(Bounding box annotations)
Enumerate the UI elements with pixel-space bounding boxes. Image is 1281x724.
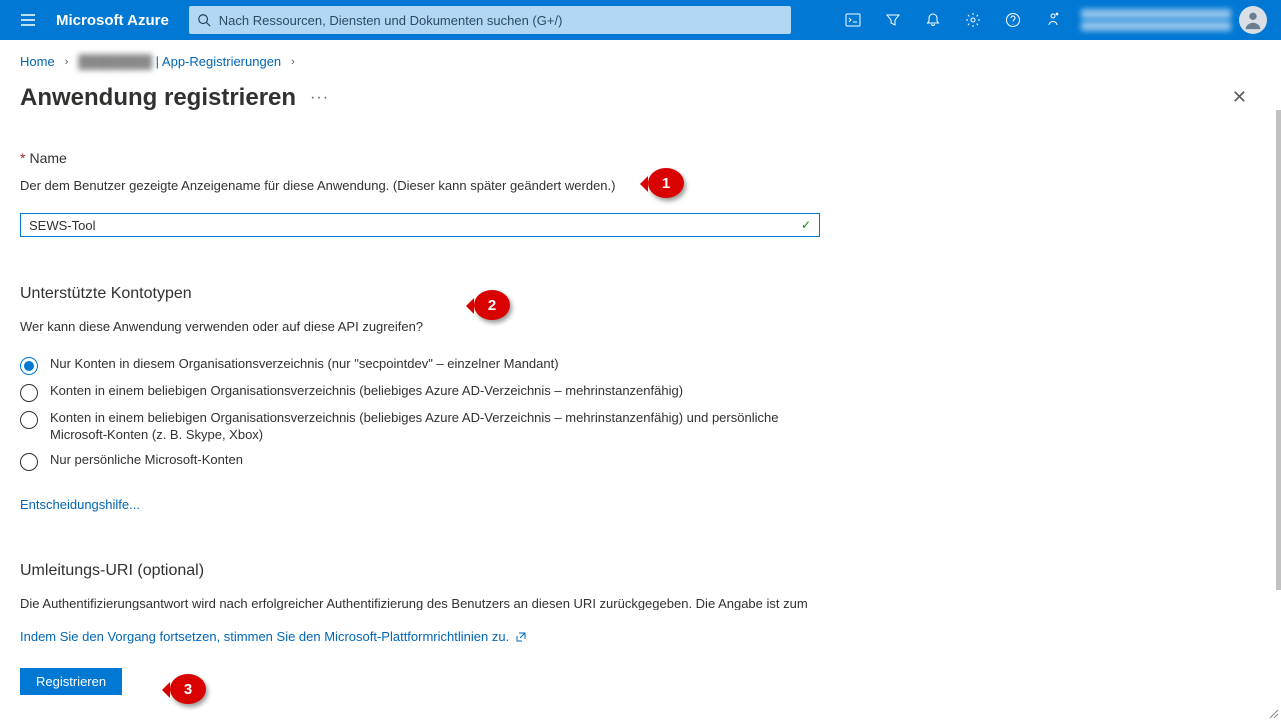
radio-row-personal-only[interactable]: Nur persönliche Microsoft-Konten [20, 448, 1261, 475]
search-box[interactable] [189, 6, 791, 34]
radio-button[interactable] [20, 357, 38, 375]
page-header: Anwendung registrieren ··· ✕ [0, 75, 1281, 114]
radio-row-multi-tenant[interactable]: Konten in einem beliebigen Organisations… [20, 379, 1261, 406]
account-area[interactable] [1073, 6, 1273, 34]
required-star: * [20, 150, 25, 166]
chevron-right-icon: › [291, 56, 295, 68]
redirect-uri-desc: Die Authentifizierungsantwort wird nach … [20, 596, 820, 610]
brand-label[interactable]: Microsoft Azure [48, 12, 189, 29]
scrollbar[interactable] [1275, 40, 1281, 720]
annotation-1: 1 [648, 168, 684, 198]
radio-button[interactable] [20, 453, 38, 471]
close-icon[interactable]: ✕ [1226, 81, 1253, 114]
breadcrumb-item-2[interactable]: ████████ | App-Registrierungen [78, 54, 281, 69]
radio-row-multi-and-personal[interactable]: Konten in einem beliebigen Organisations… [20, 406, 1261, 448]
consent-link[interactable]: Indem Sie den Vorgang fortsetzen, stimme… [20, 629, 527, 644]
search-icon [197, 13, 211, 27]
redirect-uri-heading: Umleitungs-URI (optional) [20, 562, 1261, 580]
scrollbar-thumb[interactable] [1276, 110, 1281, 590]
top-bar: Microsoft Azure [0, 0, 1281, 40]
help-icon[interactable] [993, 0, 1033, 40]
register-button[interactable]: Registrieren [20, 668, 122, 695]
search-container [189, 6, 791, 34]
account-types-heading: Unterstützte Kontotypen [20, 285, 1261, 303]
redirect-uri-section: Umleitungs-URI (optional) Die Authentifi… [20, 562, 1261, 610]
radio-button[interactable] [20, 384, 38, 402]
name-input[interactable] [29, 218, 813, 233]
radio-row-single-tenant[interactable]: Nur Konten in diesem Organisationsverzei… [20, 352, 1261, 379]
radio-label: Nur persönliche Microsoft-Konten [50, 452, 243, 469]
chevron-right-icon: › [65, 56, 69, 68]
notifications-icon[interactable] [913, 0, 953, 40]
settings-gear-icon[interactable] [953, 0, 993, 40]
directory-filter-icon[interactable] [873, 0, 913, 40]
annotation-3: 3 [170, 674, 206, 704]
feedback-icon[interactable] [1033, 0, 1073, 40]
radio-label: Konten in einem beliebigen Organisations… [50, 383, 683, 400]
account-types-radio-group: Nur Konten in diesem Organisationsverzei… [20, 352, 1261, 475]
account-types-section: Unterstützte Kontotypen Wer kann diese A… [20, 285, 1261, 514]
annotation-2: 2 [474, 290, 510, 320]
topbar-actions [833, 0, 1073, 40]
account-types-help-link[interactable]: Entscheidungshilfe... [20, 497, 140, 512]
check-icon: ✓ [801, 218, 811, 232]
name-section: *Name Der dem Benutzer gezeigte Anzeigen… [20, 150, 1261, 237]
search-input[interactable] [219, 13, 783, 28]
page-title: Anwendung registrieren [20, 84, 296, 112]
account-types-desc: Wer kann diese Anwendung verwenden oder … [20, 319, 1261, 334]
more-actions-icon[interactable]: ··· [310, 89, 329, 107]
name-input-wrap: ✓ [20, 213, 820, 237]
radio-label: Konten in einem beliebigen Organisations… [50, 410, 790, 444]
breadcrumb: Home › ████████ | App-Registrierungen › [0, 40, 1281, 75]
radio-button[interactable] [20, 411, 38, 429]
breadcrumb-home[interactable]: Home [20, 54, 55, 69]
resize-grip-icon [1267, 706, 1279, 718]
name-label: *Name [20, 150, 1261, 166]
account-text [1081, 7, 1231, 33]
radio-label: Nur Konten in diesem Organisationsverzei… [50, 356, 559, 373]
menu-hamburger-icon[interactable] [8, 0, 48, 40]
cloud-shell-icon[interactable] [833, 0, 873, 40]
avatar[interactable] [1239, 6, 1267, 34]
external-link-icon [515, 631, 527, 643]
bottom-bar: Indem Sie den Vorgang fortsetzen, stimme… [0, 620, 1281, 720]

...

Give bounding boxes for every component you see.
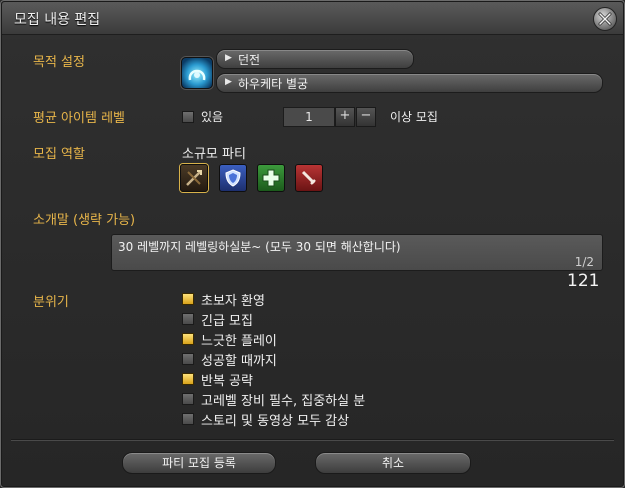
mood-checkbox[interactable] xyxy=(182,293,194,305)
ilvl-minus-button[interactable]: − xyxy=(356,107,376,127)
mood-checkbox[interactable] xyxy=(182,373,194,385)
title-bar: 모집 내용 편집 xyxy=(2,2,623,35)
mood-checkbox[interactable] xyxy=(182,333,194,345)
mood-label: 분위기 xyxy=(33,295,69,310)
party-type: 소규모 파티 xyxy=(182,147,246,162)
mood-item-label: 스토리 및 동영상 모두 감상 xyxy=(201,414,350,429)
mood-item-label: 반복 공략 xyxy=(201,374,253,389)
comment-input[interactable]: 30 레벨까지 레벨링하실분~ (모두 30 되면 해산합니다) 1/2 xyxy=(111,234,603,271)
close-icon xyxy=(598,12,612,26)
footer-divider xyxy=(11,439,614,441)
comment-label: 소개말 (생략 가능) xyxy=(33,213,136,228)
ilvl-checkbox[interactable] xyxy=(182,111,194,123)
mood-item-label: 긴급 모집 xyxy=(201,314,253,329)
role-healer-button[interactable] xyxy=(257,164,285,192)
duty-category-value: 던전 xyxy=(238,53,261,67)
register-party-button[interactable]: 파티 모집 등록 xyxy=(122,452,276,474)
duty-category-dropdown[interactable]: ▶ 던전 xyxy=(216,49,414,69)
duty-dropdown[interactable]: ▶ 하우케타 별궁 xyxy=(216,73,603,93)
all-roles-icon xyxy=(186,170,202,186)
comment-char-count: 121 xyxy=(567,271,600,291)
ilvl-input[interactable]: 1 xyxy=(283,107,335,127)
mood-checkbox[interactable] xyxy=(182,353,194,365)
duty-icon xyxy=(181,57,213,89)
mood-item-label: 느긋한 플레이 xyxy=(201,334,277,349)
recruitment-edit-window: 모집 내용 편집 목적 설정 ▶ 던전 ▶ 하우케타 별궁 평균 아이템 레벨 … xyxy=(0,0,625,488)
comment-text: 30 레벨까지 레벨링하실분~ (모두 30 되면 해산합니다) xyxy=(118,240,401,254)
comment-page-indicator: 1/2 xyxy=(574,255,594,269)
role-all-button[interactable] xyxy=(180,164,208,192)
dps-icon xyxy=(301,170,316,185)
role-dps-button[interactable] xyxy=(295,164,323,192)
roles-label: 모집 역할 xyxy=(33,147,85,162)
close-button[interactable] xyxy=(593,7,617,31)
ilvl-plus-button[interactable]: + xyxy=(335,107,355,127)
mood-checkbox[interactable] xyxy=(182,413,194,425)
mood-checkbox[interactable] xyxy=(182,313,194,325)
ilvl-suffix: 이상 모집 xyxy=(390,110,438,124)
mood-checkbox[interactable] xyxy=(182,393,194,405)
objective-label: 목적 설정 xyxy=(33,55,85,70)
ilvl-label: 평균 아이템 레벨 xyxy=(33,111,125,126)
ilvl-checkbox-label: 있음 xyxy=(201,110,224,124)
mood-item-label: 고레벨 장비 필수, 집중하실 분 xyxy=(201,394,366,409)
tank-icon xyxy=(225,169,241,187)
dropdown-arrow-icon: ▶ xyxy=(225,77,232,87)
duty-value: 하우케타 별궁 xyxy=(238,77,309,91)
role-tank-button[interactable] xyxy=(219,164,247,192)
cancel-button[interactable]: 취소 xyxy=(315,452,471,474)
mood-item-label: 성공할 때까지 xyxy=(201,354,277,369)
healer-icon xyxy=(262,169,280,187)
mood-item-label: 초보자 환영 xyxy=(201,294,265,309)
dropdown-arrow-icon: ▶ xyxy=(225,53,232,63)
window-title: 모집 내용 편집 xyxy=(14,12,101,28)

---

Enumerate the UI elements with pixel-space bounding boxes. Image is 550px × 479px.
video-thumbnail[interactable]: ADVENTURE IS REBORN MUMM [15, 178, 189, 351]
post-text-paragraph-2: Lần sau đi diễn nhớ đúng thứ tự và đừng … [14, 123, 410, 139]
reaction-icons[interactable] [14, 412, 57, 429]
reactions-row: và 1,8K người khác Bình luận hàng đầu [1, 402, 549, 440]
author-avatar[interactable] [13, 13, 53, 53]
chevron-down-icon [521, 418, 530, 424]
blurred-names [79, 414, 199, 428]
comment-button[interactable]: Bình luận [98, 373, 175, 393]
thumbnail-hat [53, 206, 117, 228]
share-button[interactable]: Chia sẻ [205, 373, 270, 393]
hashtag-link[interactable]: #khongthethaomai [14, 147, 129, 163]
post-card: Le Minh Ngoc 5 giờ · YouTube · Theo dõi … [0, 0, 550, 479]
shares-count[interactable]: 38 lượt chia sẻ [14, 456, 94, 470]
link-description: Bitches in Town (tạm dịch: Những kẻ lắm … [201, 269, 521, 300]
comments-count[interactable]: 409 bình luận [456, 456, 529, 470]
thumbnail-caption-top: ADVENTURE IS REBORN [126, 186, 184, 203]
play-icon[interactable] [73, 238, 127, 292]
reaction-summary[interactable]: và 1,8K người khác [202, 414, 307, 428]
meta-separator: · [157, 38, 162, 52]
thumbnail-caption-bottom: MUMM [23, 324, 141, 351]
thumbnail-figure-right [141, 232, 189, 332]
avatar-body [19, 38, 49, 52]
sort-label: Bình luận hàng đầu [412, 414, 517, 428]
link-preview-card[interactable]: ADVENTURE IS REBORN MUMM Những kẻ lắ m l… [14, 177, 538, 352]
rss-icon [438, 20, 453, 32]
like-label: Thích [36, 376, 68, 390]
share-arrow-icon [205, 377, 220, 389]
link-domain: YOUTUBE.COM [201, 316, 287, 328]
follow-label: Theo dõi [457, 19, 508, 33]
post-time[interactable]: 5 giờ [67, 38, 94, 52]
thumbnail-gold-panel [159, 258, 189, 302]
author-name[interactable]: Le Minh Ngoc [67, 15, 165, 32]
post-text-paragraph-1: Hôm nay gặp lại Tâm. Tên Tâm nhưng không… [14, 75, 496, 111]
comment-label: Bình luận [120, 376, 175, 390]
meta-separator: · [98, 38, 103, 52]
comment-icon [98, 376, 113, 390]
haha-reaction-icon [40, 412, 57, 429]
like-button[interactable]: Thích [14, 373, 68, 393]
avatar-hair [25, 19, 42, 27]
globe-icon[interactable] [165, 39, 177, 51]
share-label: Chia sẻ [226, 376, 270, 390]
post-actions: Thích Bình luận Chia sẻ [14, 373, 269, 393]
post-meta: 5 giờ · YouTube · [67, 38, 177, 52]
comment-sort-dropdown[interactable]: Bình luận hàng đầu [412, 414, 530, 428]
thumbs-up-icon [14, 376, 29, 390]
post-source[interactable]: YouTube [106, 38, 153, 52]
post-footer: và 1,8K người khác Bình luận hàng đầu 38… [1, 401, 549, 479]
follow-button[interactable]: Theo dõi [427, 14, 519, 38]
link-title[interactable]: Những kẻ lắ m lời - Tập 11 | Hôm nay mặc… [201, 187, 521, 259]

• **What is needed**: Retype the lines of data starting at the line that contains "mood-checkbox[interactable] xyxy=(182,293,194,305)" and ending at the line that contains "dps-icon xyxy=(301,170,316,185)", both included, exactly as they appear.

• **Response to the exercise**:
mood-checkbox[interactable] xyxy=(182,293,194,305)
ilvl-minus-button[interactable]: − xyxy=(356,107,376,127)
mood-checkbox[interactable] xyxy=(182,373,194,385)
title-bar: 모집 내용 편집 xyxy=(2,2,623,35)
mood-checkbox[interactable] xyxy=(182,333,194,345)
mood-label: 분위기 xyxy=(33,295,69,310)
party-type: 소규모 파티 xyxy=(182,147,246,162)
mood-item-label: 스토리 및 동영상 모두 감상 xyxy=(201,414,350,429)
mood-item-label: 반복 공략 xyxy=(201,374,253,389)
comment-input[interactable]: 30 레벨까지 레벨링하실분~ (모두 30 되면 해산합니다) 1/2 xyxy=(111,234,603,271)
close-icon xyxy=(598,12,612,26)
footer-divider xyxy=(11,439,614,441)
comment-label: 소개말 (생략 가능) xyxy=(33,213,136,228)
ilvl-checkbox[interactable] xyxy=(182,111,194,123)
mood-item-label: 긴급 모집 xyxy=(201,314,253,329)
role-healer-button[interactable] xyxy=(257,164,285,192)
duty-category-value: 던전 xyxy=(238,53,261,67)
register-party-button[interactable]: 파티 모집 등록 xyxy=(122,452,276,474)
duty-category-dropdown[interactable]: ▶ 던전 xyxy=(216,49,414,69)
duty-dropdown[interactable]: ▶ 하우케타 별궁 xyxy=(216,73,603,93)
all-roles-icon xyxy=(186,170,202,186)
comment-char-count: 121 xyxy=(567,271,600,291)
ilvl-input[interactable]: 1 xyxy=(283,107,335,127)
mood-checkbox[interactable] xyxy=(182,353,194,365)
duty-icon xyxy=(181,57,213,89)
mood-item-label: 느긋한 플레이 xyxy=(201,334,277,349)
recruitment-edit-window: 모집 내용 편집 목적 설정 ▶ 던전 ▶ 하우케타 별궁 평균 아이템 레벨 … xyxy=(0,0,625,488)
comment-text: 30 레벨까지 레벨링하실분~ (모두 30 되면 해산합니다) xyxy=(118,240,401,254)
comment-page-indicator: 1/2 xyxy=(574,255,594,269)
role-all-button[interactable] xyxy=(180,164,208,192)
dps-icon xyxy=(301,170,316,185)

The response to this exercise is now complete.